Directive -
Copy out each line of the material below that holds the string "bleibt".

Information shown -
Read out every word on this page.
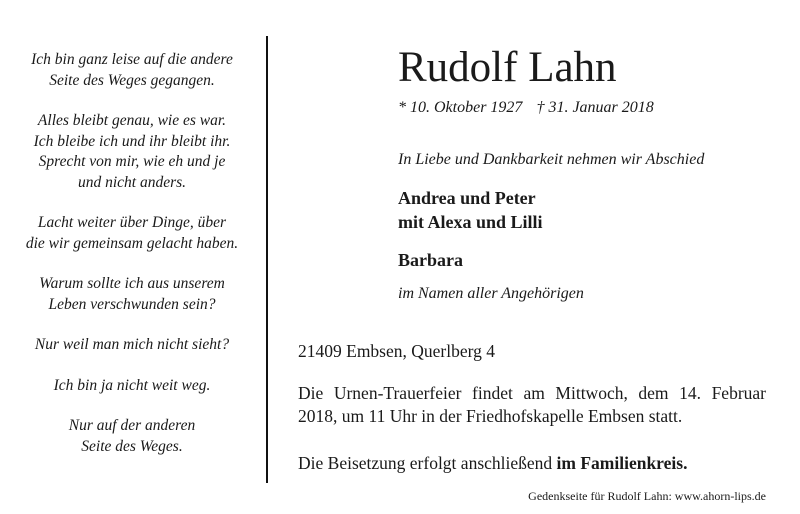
Ich bin ganz leise auf die andere
Seite des Weges gegangen.
Alles bleibt genau, wie es war.
Ich bleibe ich und ihr bleibt ihr.
Sprecht von mir, wie eh und je
und nicht anders.
Lacht weiter über Dinge, über
die wir gemeinsam gelacht haben.
Warum sollte ich aus unserem
Leben verschwunden sein?
Nur weil man mich nicht sieht?
Ich bin ja nicht weit weg.
Nur auf der anderen
Seite des Weges.
Rudolf Lahn
* 10. Oktober 1927 † 31. Januar 2018
In Liebe und Dankbarkeit nehmen wir Abschied
Andrea und Peter
mit Alexa und Lilli
Barbara
im Namen aller Angehörigen
21409 Embsen, Querlberg 4
Die Urnen-Trauerfeier findet am Mittwoch, dem 14. Februar 2018, um 11 Uhr in der Friedhofskapelle Embsen statt.
Die Beisetzung erfolgt anschließend im Familienkreis.
Gedenkseite für Rudolf Lahn: www.ahorn-lips.de
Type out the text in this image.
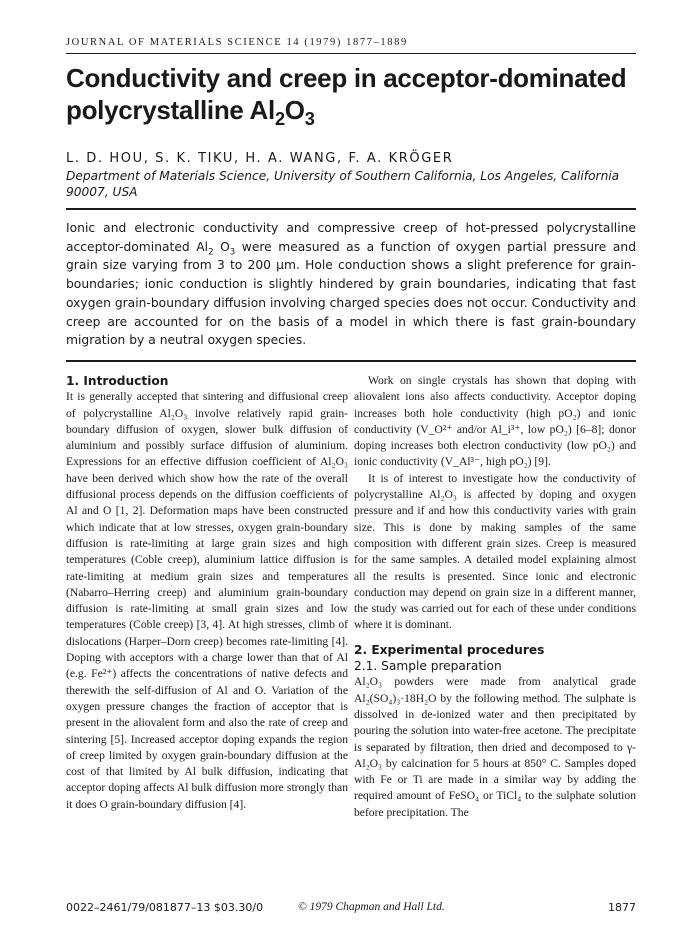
JOURNAL OF MATERIALS SCIENCE 14 (1979) 1877–1889
Conductivity and creep in acceptor-dominated
polycrystalline $Al_2O_3$
L. D. HOU, S. K. TIKU, H. A. WANG, F. A. KRÖGER
Department of Materials Science, University of Southern California, Los Angeles, California 90007, USA

Ionic and electronic conductivity and compressive creep of hot-pressed polycrystalline acceptor-dominated $Al_2$ $O_3$ were measured as a function of oxygen partial pressure and grain size varying from 3 to 200 μm. Hole conduction shows a slight preference for grain-boundaries; ionic conduction is slightly hindered by grain boundaries, indicating that fast oxygen grain-boundary diffusion involving charged species does not occur. Conductivity and creep are accounted for on the basis of a model in which there is fast grain-boundary migration by a neutral oxygen species.

1. Introduction

It is generally accepted that sintering and diffusional creep of polycrystalline Al₂O₃ involve relatively rapid grain-boundary diffusion of oxygen, slower bulk diffusion of aluminium and possibly surface diffusion of aluminium. Expressions for an effective diffusion coefficient of Al₂O₃ have been derived which show how the rate of the overall diffusional process depends on the diffusion coefficients of Al and O [1, 2]. Deformation maps have been constructed which indicate that at low stresses, oxygen grain-boundary diffusion is rate-limiting at large grain sizes and high temperatures (Coble creep), aluminium lattice diffusion is rate-limiting at medium grain sizes and temperatures (Nabarro–Herring creep) and aluminium grain-boundary diffusion is rate-limiting at small grain sizes and low temperatures (Coble creep) [3, 4]. At high stresses, climb of dislocations (Harper–Dorn creep) becomes rate-limiting [4]. Doping with acceptors with a charge lower than that of Al (e.g. Fe²⁺) affects the concentrations of native defects and therewith the self-diffusion of Al and O. Variation of the oxygen pressure changes the fraction of acceptor that is present in the aliovalent form and also the rate of creep and sintering [5]. Increased acceptor doping expands the region of creep limited by oxygen grain-boundary diffusion at the cost of that limited by Al bulk diffusion, indicating that acceptor doping affects Al bulk diffusion more strongly than it does O grain-boundary diffusion [4].

Work on single crystals has shown that doping with aliovalent ions also affects conductivity. Acceptor doping increases both hole conductivity (high pO₂) and ionic conductivity (V_O²⁺ and/or Al_i³⁺, low pO₂) [6–8]; donor doping increases both electron conductivity (low pO₂) and ionic conductivity (V_Al³⁻, high pO₂) [9].

It is of interest to investigate how the conductivity of polycrystalline Al₂O₃ is affected by doping and oxygen pressure and if and how this conductivity varies with grain size. This is done by making samples of the same composition with different grain sizes. Creep is measured for the same samples. A detailed model explaining almost all the results is presented. Since ionic and electronic conduction may depend on grain size in a different manner, the study was carried out for each of these under conditions where it is dominant.

2. Experimental procedures
2.1. Sample preparation

Al₂O₃ powders were made from analytical grade Al₂(SO₄)₃·18H₂O by the following method. The sulphate is dissolved in de-ionized water and then precipitated by pouring the solution into water-free acetone. The precipitate is separated by filtration, then dried and decomposed to γ-Al₂O₃ by calcination for 5 hours at 850° C. Samples doped with Fe or Ti are made in a similar way by adding the required amount of FeSO₄ or TiCl₄ to the sulphate solution before precipitation. The

0022–2461/79/081877–13 $03.30/0	© 1979 Chapman and Hall Ltd.	1877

Response to this exercise -
Alles bleibt genau, wie es war.
Ich bleibe ich und ihr bleibt ihr.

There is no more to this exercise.